§ Source data:
□ □ □ □
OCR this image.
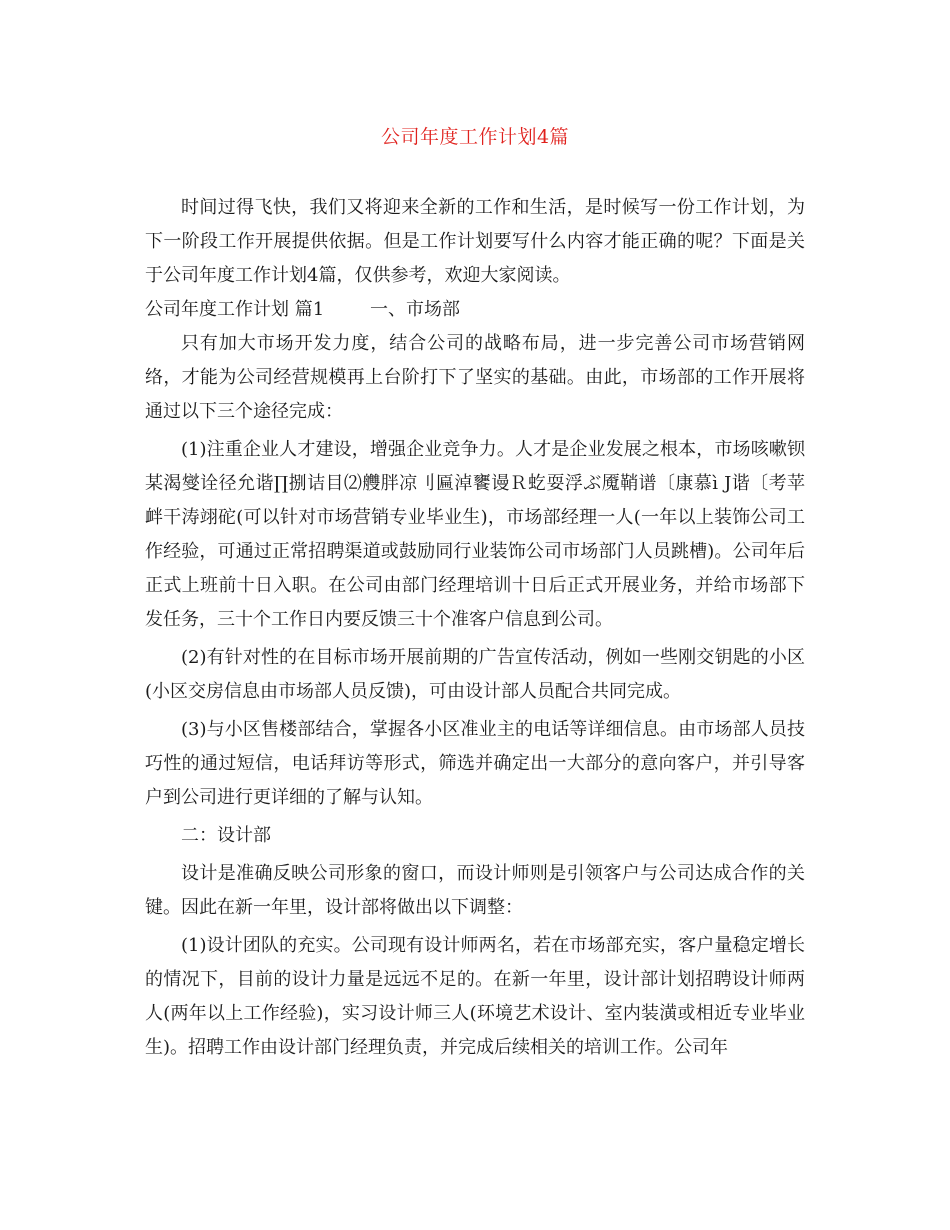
公司年度工作计划4篇

时间过得飞快，我们又将迎来全新的工作和生活，是时候写一份工作计划，为下一阶段工作开展提供依据。但是工作计划要写什么内容才能正确的呢？下面是关于公司年度工作计划4篇，仅供参考，欢迎大家阅读。

公司年度工作计划 篇1        一、市场部

只有加大市场开发力度，结合公司的战略布局，进一步完善公司市场营销网络，才能为公司经营规模再上台阶打下了坚实的基础。由此，市场部的工作开展将通过以下三个途径完成：

(1)注重企业人才建设，增强企业竞争力。人才是企业发展之根本，市场咳嗽钡某渴燮诠径允谐∏捌诘目⑵艭胖凉刂匾淖饔谩Ｒ虼耍浮ぶ魇鞘谱〔康慕ì J谐〔考苹衅干涛翊砣(可以针对市场营销专业毕业生)，市场部经理一人(一年以上装饰公司工作经验，可通过正常招聘渠道或鼓励同行业装饰公司市场部门人员跳槽)。公司年后正式上班前十日入职。在公司由部门经理培训十日后正式开展业务，并给市场部下发任务，三十个工作日内要反馈三十个准客户信息到公司。

(2)有针对性的在目标市场开展前期的广告宣传活动，例如一些刚交钥匙的小区(小区交房信息由市场部人员反馈)，可由设计部人员配合共同完成。

(3)与小区售楼部结合，掌握各小区准业主的电话等详细信息。由市场部人员技巧性的通过短信，电话拜访等形式，筛选并确定出一大部分的意向客户，并引导客户到公司进行更详细的了解与认知。

二：设计部

设计是准确反映公司形象的窗口，而设计师则是引领客户与公司达成合作的关键。因此在新一年里，设计部将做出以下调整：

(1)设计团队的充实。公司现有设计师两名，若在市场部充实，客户量稳定增长的情况下，目前的设计力量是远远不足的。在新一年里，设计部计划招聘设计师两人(两年以上工作经验)，实习设计师三人(环境艺术设计、室内装潢或相近专业毕业生)。招聘工作由设计部门经理负责，并完成后续相关的培训工作。公司年
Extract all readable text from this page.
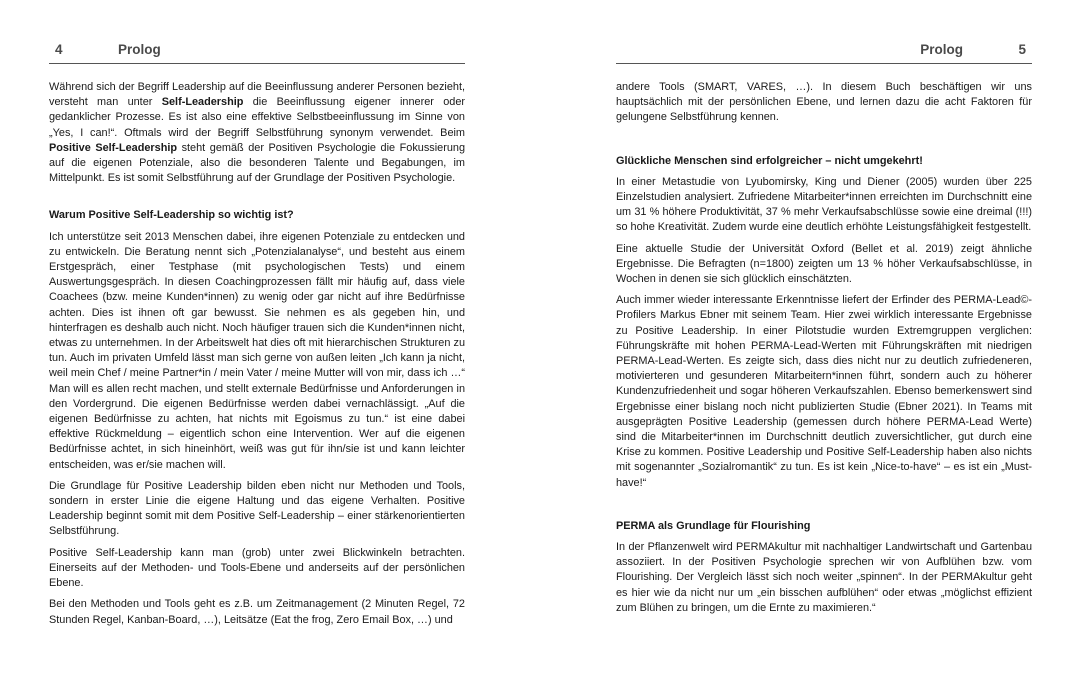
4	Prolog

Während sich der Begriff Leadership auf die Beeinflussung anderer Personen bezieht, versteht man unter Self-Leadership die Beeinflussung eigener innerer oder gedanklicher Prozesse. Es ist also eine effektive Selbstbeeinflussung im Sinne von „Yes, I can!“. Oftmals wird der Begriff Selbstführung synonym verwendet. Beim Positive Self-Leadership steht gemäß der Positiven Psychologie die Fokussierung auf die eigenen Potenziale, also die besonderen Talente und Begabungen, im Mittelpunkt. Es ist somit Selbstführung auf der Grundlage der Positiven Psychologie.

Warum Positive Self-Leadership so wichtig ist?

Ich unterstütze seit 2013 Menschen dabei, ihre eigenen Potenziale zu entdecken und zu entwickeln. Die Beratung nennt sich „Potenzialanalyse“, und besteht aus einem Erstgespräch, einer Testphase (mit psychologischen Tests) und einem Auswertungsgespräch. In diesen Coachingprozessen fällt mir häufig auf, dass viele Coachees (bzw. meine Kunden*innen) zu wenig oder gar nicht auf ihre Bedürfnisse achten. Dies ist ihnen oft gar bewusst. Sie nehmen es als gegeben hin, und hinterfragen es deshalb auch nicht. Noch häufiger trauen sich die Kunden*innen nicht, etwas zu unternehmen. In der Arbeitswelt hat dies oft mit hierarchischen Strukturen zu tun. Auch im privaten Umfeld lässt man sich gerne von außen leiten „Ich kann ja nicht, weil mein Chef / meine Partner*in / mein Vater / meine Mutter will von mir, dass ich …“ Man will es allen recht machen, und stellt externale Bedürfnisse und Anforderungen in den Vordergrund. Die eigenen Bedürfnisse werden dabei vernachlässigt. „Auf die eigenen Bedürfnisse zu achten, hat nichts mit Egoismus zu tun.“ ist eine dabei effektive Rückmeldung – eigentlich schon eine Intervention. Wer auf die eigenen Bedürfnisse achtet, in sich hineinhört, weiß was gut für ihn/sie ist und kann leichter entscheiden, was er/sie machen will.

Die Grundlage für Positive Leadership bilden eben nicht nur Methoden und Tools, sondern in erster Linie die eigene Haltung und das eigene Verhalten. Positive Leadership beginnt somit mit dem Positive Self-Leadership – einer stärkenorientierten Selbstführung.

Positive Self-Leadership kann man (grob) unter zwei Blickwinkeln betrachten. Einerseits auf der Methoden- und Tools-Ebene und anderseits auf der persönlichen Ebene.

Bei den Methoden und Tools geht es z.B. um Zeitmanagement (2 Minuten Regel, 72 Stunden Regel, Kanban-Board, …), Leitsätze (Eat the frog, Zero Email Box, …) und

Prolog	5

andere Tools (SMART, VARES, …). In diesem Buch beschäftigen wir uns hauptsächlich mit der persönlichen Ebene, und lernen dazu die acht Faktoren für gelungene Selbstführung kennen.

Glückliche Menschen sind erfolgreicher – nicht umgekehrt!

In einer Metastudie von Lyubomirsky, King und Diener (2005) wurden über 225 Einzelstudien analysiert. Zufriedene Mitarbeiter*innen erreichten im Durchschnitt eine um 31 % höhere Produktivität, 37 % mehr Verkaufsabschlüsse sowie eine dreimal (!!!) so hohe Kreativität. Zudem wurde eine deutlich erhöhte Leistungsfähigkeit festgestellt.

Eine aktuelle Studie der Universität Oxford (Bellet et al. 2019) zeigt ähnliche Ergebnisse. Die Befragten (n=1800) zeigten um 13 % höher Verkaufsabschlüsse, in Wochen in denen sie sich glücklich einschätzten.

Auch immer wieder interessante Erkenntnisse liefert der Erfinder des PERMA-Lead©-Profilers Markus Ebner mit seinem Team. Hier zwei wirklich interessante Ergebnisse zu Positive Leadership. In einer Pilotstudie wurden Extremgruppen verglichen: Führungskräfte mit hohen PERMA-Lead-Werten mit Führungskräften mit niedrigen PERMA-Lead-Werten. Es zeigte sich, dass dies nicht nur zu deutlich zufriedeneren, motivierteren und gesunderen Mitarbeitern*innen führt, sondern auch zu höherer Kundenzufriedenheit und sogar höheren Verkaufszahlen. Ebenso bemerkenswert sind Ergebnisse einer bislang noch nicht publizierten Studie (Ebner 2021). In Teams mit ausgeprägten Positive Leadership (gemessen durch höhere PERMA-Lead Werte) sind die Mitarbeiter*innen im Durchschnitt deutlich zuversichtlicher, gut durch eine Krise zu kommen. Positive Leadership und Positive Self-Leadership haben also nichts mit sogenannter „Sozialromantik“ zu tun. Es ist kein „Nice-to-have“ – es ist ein „Must-have!“

PERMA als Grundlage für Flourishing

In der Pflanzenwelt wird PERMAkultur mit nachhaltiger Landwirtschaft und Gartenbau assoziiert. In der Positiven Psychologie sprechen wir von Aufblühen bzw. vom Flourishing. Der Vergleich lässt sich noch weiter „spinnen“. In der PERMAkultur geht es hier wie da nicht nur um „ein bisschen aufblühen“ oder etwas „möglichst effizient zum Blühen zu bringen, um die Ernte zu maximieren.“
□ □ □ □
§ EXERCISE REQUIREMENTS: Write the listing out a second time exactly, dropping all images.

§ COMPLETE RESPONSE:
OCR this image.
公司年度工作计划4篇

时间过得飞快，我们又将迎来全新的工作和生活，是时候写一份工作计划，为下一阶段工作开展提供依据。但是工作计划要写什么内容才能正确的呢？下面是关于公司年度工作计划4篇，仅供参考，欢迎大家阅读。

公司年度工作计划 篇1        一、市场部

只有加大市场开发力度，结合公司的战略布局，进一步完善公司市场营销网络，才能为公司经营规模再上台阶打下了坚实的基础。由此，市场部的工作开展将通过以下三个途径完成：

(1)注重企业人才建设，增强企业竞争力。人才是企业发展之根本，市场咳嗽钡某渴燮诠径允谐∏捌诘目⑵艭胖凉刂匾淖饔谩Ｒ虼耍浮ぶ魇鞘谱〔康慕ì J谐〔考苹衅干涛翊砣(可以针对市场营销专业毕业生)，市场部经理一人(一年以上装饰公司工作经验，可通过正常招聘渠道或鼓励同行业装饰公司市场部门人员跳槽)。公司年后正式上班前十日入职。在公司由部门经理培训十日后正式开展业务，并给市场部下发任务，三十个工作日内要反馈三十个准客户信息到公司。

(2)有针对性的在目标市场开展前期的广告宣传活动，例如一些刚交钥匙的小区(小区交房信息由市场部人员反馈)，可由设计部人员配合共同完成。

(3)与小区售楼部结合，掌握各小区准业主的电话等详细信息。由市场部人员技巧性的通过短信，电话拜访等形式，筛选并确定出一大部分的意向客户，并引导客户到公司进行更详细的了解与认知。

二：设计部

设计是准确反映公司形象的窗口，而设计师则是引领客户与公司达成合作的关键。因此在新一年里，设计部将做出以下调整：

(1)设计团队的充实。公司现有设计师两名，若在市场部充实，客户量稳定增长的情况下，目前的设计力量是远远不足的。在新一年里，设计部计划招聘设计师两人(两年以上工作经验)，实习设计师三人(环境艺术设计、室内装潢或相近专业毕业生)。招聘工作由设计部门经理负责，并完成后续相关的培训工作。公司年
Extract all readable text from this page.
4	Prolog

Während sich der Begriff Leadership auf die Beeinflussung anderer Personen bezieht, versteht man unter Self-Leadership die Beeinflussung eigener innerer oder gedanklicher Prozesse. Es ist also eine effektive Selbstbeeinflussung im Sinne von „Yes, I can!“. Oftmals wird der Begriff Selbstführung synonym verwendet. Beim Positive Self-Leadership steht gemäß der Positiven Psychologie die Fokussierung auf die eigenen Potenziale, also die besonderen Talente und Begabungen, im Mittelpunkt. Es ist somit Selbstführung auf der Grundlage der Positiven Psychologie.

Warum Positive Self-Leadership so wichtig ist?

Ich unterstütze seit 2013 Menschen dabei, ihre eigenen Potenziale zu entdecken und zu entwickeln. Die Beratung nennt sich „Potenzialanalyse“, und besteht aus einem Erstgespräch, einer Testphase (mit psychologischen Tests) und einem Auswertungsgespräch. In diesen Coachingprozessen fällt mir häufig auf, dass viele Coachees (bzw. meine Kunden*innen) zu wenig oder gar nicht auf ihre Bedürfnisse achten. Dies ist ihnen oft gar bewusst. Sie nehmen es als gegeben hin, und hinterfragen es deshalb auch nicht. Noch häufiger trauen sich die Kunden*innen nicht, etwas zu unternehmen. In der Arbeitswelt hat dies oft mit hierarchischen Strukturen zu tun. Auch im privaten Umfeld lässt man sich gerne von außen leiten „Ich kann ja nicht, weil mein Chef / meine Partner*in / mein Vater / meine Mutter will von mir, dass ich …“ Man will es allen recht machen, und stellt externale Bedürfnisse und Anforderungen in den Vordergrund. Die eigenen Bedürfnisse werden dabei vernachlässigt. „Auf die eigenen Bedürfnisse zu achten, hat nichts mit Egoismus zu tun.“ ist eine dabei effektive Rückmeldung – eigentlich schon eine Intervention. Wer auf die eigenen Bedürfnisse achtet, in sich hineinhört, weiß was gut für ihn/sie ist und kann leichter entscheiden, was er/sie machen will.

Die Grundlage für Positive Leadership bilden eben nicht nur Methoden und Tools, sondern in erster Linie die eigene Haltung und das eigene Verhalten. Positive Leadership beginnt somit mit dem Positive Self-Leadership – einer stärkenorientierten Selbstführung.

Positive Self-Leadership kann man (grob) unter zwei Blickwinkeln betrachten. Einerseits auf der Methoden- und Tools-Ebene und anderseits auf der persönlichen Ebene.

Bei den Methoden und Tools geht es z.B. um Zeitmanagement (2 Minuten Regel, 72 Stunden Regel, Kanban-Board, …), Leitsätze (Eat the frog, Zero Email Box, …) und

Prolog	5

andere Tools (SMART, VARES, …). In diesem Buch beschäftigen wir uns hauptsächlich mit der persönlichen Ebene, und lernen dazu die acht Faktoren für gelungene Selbstführung kennen.

Glückliche Menschen sind erfolgreicher – nicht umgekehrt!

In einer Metastudie von Lyubomirsky, King und Diener (2005) wurden über 225 Einzelstudien analysiert. Zufriedene Mitarbeiter*innen erreichten im Durchschnitt eine um 31 % höhere Produktivität, 37 % mehr Verkaufsabschlüsse sowie eine dreimal (!!!) so hohe Kreativität. Zudem wurde eine deutlich erhöhte Leistungsfähigkeit festgestellt.

Eine aktuelle Studie der Universität Oxford (Bellet et al. 2019) zeigt ähnliche Ergebnisse. Die Befragten (n=1800) zeigten um 13 % höher Verkaufsabschlüsse, in Wochen in denen sie sich glücklich einschätzten.

Auch immer wieder interessante Erkenntnisse liefert der Erfinder des PERMA-Lead©-Profilers Markus Ebner mit seinem Team. Hier zwei wirklich interessante Ergebnisse zu Positive Leadership. In einer Pilotstudie wurden Extremgruppen verglichen: Führungskräfte mit hohen PERMA-Lead-Werten mit Führungskräften mit niedrigen PERMA-Lead-Werten. Es zeigte sich, dass dies nicht nur zu deutlich zufriedeneren, motivierteren und gesunderen Mitarbeitern*innen führt, sondern auch zu höherer Kundenzufriedenheit und sogar höheren Verkaufszahlen. Ebenso bemerkenswert sind Ergebnisse einer bislang noch nicht publizierten Studie (Ebner 2021). In Teams mit ausgeprägten Positive Leadership (gemessen durch höhere PERMA-Lead Werte) sind die Mitarbeiter*innen im Durchschnitt deutlich zuversichtlicher, gut durch eine Krise zu kommen. Positive Leadership und Positive Self-Leadership haben also nichts mit sogenannter „Sozialromantik“ zu tun. Es ist kein „Nice-to-have“ – es ist ein „Must-have!“

PERMA als Grundlage für Flourishing

In der Pflanzenwelt wird PERMAkultur mit nachhaltiger Landwirtschaft und Gartenbau assoziiert. In der Positiven Psychologie sprechen wir von Aufblühen bzw. vom Flourishing. Der Vergleich lässt sich noch weiter „spinnen“. In der PERMAkultur geht es hier wie da nicht nur um „ein bisschen aufblühen“ oder etwas „möglichst effizient zum Blühen zu bringen, um die Ernte zu maximieren.“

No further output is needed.